In the data below, find every line with the string "options" and pull it out.

_ _ _ _

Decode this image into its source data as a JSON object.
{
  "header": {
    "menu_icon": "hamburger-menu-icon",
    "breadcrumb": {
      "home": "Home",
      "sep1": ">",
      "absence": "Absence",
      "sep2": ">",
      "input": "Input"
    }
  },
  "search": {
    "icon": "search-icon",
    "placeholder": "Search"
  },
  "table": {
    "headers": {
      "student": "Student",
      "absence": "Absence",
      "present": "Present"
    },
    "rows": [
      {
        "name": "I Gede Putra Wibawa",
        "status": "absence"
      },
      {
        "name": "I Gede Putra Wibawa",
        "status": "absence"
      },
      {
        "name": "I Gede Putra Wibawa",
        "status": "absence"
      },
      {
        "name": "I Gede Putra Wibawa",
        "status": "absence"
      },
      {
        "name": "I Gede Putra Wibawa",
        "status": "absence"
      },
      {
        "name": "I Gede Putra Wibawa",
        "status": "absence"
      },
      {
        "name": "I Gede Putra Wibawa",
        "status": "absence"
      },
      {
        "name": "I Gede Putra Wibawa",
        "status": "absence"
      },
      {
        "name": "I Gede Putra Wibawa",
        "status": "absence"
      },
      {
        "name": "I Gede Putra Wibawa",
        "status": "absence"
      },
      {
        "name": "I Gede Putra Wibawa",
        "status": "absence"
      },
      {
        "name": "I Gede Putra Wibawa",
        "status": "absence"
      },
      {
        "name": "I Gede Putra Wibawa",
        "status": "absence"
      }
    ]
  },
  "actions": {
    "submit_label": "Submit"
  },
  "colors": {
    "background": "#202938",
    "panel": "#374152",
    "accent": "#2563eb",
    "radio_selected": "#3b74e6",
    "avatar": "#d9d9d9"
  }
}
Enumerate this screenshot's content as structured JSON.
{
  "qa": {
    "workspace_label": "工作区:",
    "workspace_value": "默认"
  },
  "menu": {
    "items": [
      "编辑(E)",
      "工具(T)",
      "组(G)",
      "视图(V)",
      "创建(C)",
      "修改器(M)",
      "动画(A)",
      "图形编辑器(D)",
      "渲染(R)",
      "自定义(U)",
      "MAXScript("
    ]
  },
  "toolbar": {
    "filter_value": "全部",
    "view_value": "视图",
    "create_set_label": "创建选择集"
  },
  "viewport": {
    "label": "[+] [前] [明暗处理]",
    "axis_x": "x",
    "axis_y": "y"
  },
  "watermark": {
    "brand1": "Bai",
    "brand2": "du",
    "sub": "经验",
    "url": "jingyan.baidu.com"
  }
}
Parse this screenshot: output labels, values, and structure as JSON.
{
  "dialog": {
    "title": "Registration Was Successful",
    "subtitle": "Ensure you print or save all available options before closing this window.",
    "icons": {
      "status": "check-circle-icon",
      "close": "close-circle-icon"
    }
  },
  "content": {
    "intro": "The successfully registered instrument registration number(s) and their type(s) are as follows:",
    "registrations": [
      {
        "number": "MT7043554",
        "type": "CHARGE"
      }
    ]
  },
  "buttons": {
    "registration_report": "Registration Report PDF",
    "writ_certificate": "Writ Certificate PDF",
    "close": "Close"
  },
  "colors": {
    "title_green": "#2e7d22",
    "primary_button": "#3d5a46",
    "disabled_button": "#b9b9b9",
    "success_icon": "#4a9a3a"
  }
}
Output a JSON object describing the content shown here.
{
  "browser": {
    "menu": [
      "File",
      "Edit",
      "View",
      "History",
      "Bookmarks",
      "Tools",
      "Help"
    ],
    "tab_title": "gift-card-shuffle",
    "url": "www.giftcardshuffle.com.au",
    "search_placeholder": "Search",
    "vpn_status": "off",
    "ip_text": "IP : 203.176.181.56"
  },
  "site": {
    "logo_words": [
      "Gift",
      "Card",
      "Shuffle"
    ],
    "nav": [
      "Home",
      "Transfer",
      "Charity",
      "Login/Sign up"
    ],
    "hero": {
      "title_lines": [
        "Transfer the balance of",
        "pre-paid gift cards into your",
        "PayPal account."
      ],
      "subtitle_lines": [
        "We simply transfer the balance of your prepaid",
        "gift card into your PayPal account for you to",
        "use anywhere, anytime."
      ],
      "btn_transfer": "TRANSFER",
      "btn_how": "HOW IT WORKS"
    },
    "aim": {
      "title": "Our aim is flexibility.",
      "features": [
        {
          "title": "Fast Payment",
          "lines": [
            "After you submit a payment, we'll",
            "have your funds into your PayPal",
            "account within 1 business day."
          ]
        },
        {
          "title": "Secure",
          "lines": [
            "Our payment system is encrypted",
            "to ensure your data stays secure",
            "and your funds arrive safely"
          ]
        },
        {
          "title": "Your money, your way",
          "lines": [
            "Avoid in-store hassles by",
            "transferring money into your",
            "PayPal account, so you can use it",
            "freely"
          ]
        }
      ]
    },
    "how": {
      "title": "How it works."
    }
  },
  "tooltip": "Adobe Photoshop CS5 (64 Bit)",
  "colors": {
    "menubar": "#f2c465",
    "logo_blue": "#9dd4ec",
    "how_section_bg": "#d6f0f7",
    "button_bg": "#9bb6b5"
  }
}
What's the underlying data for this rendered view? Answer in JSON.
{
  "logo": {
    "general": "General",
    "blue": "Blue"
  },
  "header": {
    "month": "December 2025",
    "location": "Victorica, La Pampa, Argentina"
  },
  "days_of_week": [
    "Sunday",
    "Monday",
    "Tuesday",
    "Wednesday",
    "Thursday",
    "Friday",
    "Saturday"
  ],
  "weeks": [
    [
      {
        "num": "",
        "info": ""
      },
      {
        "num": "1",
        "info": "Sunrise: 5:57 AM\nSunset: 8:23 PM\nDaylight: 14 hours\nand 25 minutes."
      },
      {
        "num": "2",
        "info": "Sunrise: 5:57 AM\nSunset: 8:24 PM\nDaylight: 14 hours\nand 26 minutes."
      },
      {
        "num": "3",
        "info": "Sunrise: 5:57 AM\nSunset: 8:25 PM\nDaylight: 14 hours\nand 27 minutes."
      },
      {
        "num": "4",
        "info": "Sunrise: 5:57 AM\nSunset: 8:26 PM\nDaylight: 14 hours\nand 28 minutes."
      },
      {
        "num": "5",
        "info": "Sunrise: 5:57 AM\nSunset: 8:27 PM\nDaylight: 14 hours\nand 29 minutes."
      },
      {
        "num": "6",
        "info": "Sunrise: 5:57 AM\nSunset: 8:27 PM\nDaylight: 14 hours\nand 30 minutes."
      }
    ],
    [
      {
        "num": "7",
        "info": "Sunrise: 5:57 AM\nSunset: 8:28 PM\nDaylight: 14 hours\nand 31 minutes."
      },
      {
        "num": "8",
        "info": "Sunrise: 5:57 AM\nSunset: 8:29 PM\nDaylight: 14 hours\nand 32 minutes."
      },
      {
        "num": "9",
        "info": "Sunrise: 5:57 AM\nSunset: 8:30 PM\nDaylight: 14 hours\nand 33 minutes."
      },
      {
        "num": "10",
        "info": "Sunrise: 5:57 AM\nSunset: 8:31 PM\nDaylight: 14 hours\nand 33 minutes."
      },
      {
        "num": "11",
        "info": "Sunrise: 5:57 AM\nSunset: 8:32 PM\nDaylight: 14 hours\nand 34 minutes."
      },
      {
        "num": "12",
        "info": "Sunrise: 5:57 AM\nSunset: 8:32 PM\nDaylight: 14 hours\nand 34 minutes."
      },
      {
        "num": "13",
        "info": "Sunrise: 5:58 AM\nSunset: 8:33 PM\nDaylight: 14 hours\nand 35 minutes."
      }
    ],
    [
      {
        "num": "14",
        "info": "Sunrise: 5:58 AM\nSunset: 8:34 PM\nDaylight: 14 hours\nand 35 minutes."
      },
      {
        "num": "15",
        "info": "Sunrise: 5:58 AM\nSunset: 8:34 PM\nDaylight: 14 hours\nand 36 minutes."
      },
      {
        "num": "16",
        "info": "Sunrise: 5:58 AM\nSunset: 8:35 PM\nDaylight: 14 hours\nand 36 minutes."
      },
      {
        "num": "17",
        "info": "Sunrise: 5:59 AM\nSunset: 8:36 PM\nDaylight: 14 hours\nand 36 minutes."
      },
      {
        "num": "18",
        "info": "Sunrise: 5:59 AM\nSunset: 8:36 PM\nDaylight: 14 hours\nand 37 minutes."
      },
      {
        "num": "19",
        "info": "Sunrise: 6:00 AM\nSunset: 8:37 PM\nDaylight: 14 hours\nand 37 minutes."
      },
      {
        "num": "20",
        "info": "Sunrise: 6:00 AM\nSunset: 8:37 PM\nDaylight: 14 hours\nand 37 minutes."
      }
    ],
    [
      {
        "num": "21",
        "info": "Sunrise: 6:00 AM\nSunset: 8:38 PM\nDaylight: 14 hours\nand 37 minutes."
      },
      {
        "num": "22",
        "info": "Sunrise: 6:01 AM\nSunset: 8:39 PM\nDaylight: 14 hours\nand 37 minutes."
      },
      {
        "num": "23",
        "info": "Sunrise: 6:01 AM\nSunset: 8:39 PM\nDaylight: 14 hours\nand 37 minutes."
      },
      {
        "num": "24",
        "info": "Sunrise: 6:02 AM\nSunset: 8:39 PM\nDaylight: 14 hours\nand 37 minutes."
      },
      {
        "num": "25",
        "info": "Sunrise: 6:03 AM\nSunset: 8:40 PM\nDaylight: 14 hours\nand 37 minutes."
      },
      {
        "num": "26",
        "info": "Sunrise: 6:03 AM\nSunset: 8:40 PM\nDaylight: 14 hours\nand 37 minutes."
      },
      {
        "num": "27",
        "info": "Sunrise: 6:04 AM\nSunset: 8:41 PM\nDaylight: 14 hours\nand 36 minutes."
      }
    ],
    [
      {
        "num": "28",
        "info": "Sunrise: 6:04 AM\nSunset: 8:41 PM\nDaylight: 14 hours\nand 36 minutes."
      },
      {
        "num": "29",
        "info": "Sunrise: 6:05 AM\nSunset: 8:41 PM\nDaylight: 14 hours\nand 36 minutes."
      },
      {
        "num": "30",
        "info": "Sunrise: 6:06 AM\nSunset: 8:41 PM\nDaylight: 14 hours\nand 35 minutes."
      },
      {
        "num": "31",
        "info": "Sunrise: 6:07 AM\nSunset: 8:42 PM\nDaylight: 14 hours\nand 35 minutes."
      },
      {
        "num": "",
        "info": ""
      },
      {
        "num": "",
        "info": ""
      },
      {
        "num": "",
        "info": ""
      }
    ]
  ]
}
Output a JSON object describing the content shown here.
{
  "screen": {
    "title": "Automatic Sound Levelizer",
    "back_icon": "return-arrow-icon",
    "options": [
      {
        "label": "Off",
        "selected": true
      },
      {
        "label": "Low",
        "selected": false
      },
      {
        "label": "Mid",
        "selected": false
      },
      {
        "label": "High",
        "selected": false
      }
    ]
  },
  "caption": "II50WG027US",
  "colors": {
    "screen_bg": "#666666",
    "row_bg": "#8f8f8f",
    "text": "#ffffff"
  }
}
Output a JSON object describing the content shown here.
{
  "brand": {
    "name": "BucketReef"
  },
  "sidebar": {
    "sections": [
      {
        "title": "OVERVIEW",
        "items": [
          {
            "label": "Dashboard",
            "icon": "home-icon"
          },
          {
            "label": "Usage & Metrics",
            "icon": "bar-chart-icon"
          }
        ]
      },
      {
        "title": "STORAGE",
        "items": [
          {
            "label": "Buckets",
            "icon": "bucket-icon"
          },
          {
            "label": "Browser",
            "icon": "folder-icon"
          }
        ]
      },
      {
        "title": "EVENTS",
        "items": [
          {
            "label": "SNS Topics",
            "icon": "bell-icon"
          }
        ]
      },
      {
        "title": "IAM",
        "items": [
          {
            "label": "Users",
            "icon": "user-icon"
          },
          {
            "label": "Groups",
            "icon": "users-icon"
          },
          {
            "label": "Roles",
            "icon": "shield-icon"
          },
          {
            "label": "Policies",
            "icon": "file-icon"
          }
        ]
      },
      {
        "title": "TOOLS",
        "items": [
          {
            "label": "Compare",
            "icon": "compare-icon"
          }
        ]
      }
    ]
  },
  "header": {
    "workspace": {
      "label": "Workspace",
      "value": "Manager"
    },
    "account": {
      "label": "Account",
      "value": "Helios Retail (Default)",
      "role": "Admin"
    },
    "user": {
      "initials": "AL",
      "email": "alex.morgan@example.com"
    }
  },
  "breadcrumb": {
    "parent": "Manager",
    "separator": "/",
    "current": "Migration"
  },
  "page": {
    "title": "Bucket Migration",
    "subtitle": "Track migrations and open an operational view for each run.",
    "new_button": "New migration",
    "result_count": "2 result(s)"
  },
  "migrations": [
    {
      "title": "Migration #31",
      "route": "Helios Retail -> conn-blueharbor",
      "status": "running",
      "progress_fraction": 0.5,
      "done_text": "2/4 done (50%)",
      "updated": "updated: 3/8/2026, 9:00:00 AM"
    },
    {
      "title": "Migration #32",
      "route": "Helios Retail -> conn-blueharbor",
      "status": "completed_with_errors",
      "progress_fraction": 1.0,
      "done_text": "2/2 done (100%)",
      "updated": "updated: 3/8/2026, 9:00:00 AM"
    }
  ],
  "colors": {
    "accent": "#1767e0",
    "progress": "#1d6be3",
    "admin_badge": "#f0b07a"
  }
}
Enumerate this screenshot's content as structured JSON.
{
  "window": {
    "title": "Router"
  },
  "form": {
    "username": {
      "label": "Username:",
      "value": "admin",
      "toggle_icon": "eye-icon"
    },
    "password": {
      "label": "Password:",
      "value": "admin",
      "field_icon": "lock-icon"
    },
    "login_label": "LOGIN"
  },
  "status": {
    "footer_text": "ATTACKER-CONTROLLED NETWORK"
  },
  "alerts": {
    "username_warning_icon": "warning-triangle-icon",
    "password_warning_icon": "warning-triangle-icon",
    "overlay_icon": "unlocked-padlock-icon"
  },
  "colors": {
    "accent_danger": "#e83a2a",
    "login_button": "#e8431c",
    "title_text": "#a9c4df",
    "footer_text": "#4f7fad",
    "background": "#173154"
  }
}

_ _ _ _

▶ **RESULT**
    "subtitle": "Ensure you print or save all available options before closing this window.",
    "options": [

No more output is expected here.